Collected data entries
________________

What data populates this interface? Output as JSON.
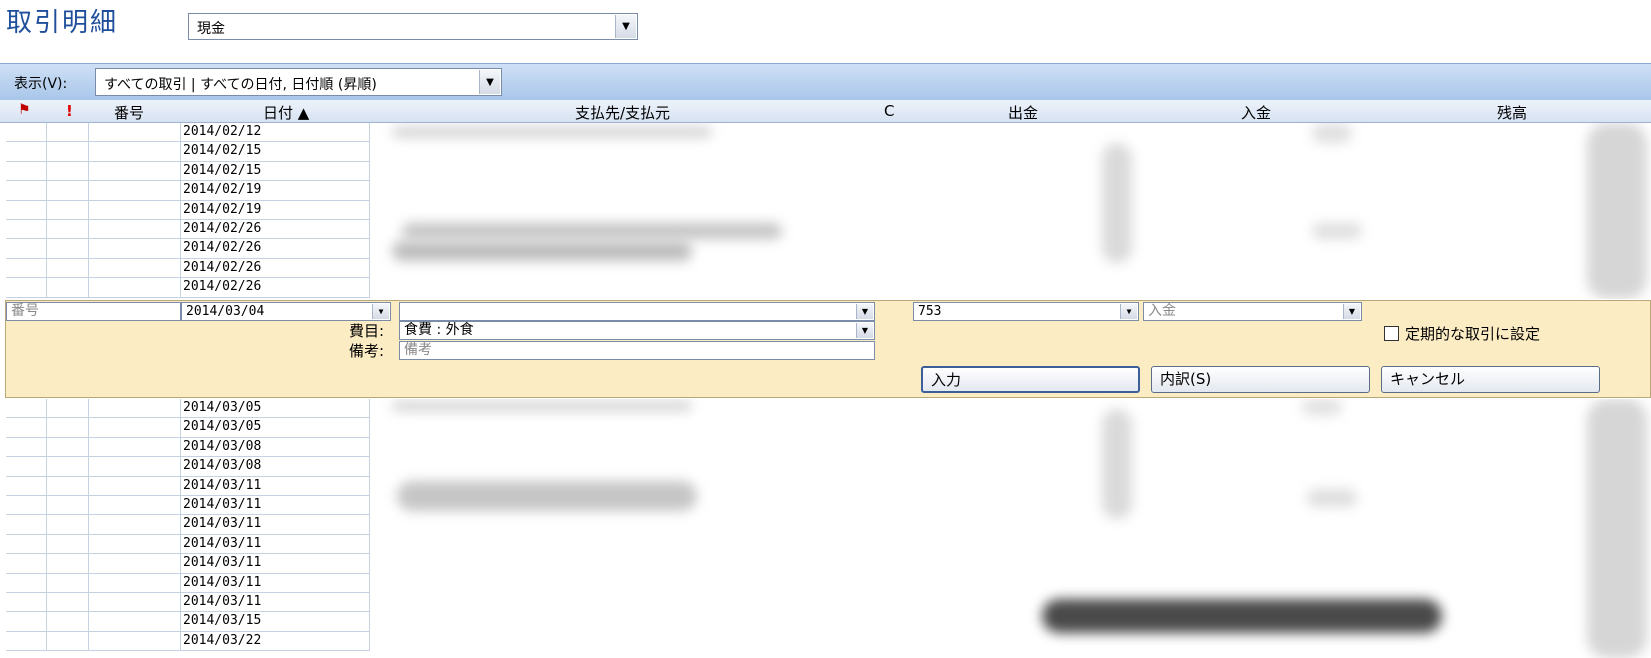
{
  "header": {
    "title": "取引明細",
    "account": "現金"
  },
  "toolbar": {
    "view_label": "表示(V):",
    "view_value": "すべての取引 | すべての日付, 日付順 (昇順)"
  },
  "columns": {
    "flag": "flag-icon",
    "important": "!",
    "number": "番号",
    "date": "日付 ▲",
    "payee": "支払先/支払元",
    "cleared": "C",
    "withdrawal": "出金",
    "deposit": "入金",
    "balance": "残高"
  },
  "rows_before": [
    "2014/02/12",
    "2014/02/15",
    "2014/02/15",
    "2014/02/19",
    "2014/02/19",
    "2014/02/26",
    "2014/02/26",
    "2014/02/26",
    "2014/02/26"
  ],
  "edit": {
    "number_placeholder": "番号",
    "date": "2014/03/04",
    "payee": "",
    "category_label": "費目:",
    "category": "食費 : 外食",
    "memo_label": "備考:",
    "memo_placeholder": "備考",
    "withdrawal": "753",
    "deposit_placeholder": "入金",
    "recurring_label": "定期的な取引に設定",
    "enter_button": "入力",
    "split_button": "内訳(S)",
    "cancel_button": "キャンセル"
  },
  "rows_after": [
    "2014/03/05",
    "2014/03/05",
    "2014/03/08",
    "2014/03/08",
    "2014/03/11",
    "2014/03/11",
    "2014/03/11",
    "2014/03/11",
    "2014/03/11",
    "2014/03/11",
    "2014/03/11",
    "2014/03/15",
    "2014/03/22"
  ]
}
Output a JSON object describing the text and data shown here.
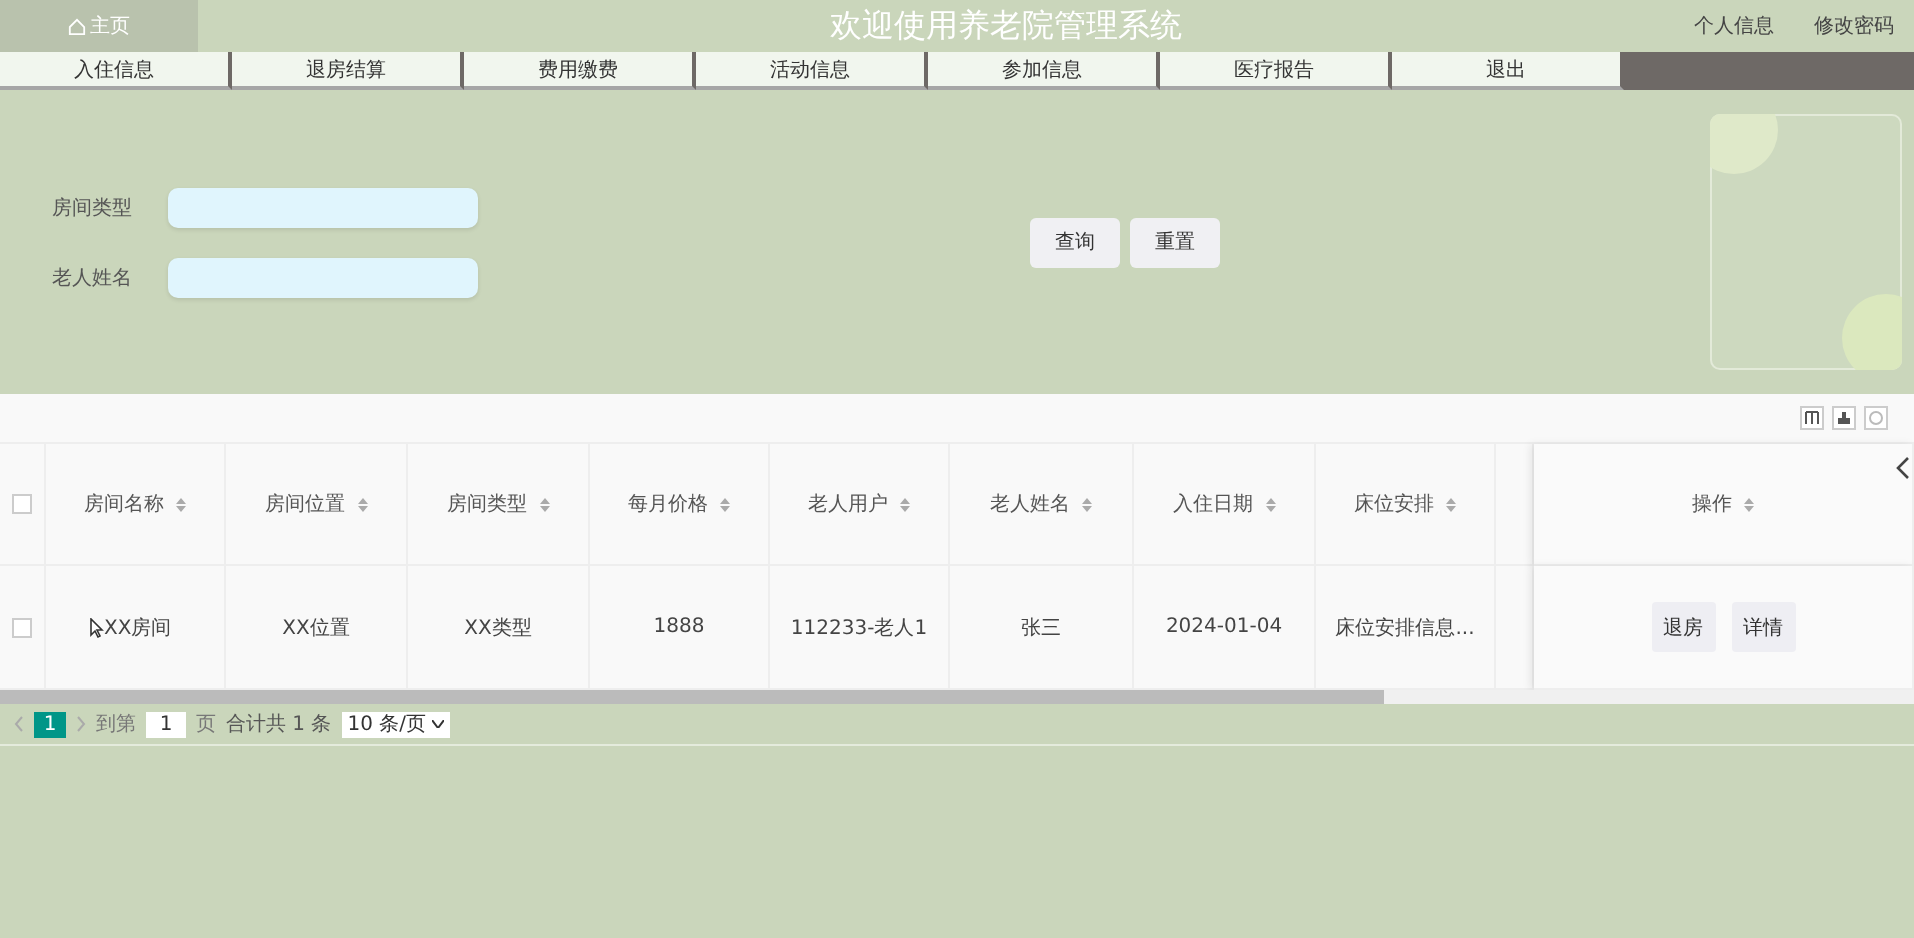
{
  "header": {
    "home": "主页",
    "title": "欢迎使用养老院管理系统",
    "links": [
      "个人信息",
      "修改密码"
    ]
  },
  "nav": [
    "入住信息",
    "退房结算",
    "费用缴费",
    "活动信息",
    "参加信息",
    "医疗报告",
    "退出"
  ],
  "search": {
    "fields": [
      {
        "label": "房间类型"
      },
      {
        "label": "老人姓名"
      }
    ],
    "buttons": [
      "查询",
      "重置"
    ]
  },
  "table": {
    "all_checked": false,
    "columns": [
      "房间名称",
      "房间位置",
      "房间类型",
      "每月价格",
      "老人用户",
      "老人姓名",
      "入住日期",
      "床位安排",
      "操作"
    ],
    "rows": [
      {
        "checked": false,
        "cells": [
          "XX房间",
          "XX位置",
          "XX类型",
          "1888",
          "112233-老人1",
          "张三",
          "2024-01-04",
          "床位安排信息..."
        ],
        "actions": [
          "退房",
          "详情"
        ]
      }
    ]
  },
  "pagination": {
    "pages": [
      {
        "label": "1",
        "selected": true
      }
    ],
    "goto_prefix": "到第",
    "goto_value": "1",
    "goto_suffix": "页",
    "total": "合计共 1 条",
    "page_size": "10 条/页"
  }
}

________________

Each line that contains the word "Output" counts toward the total; give only that total.

### Solution for this problem
2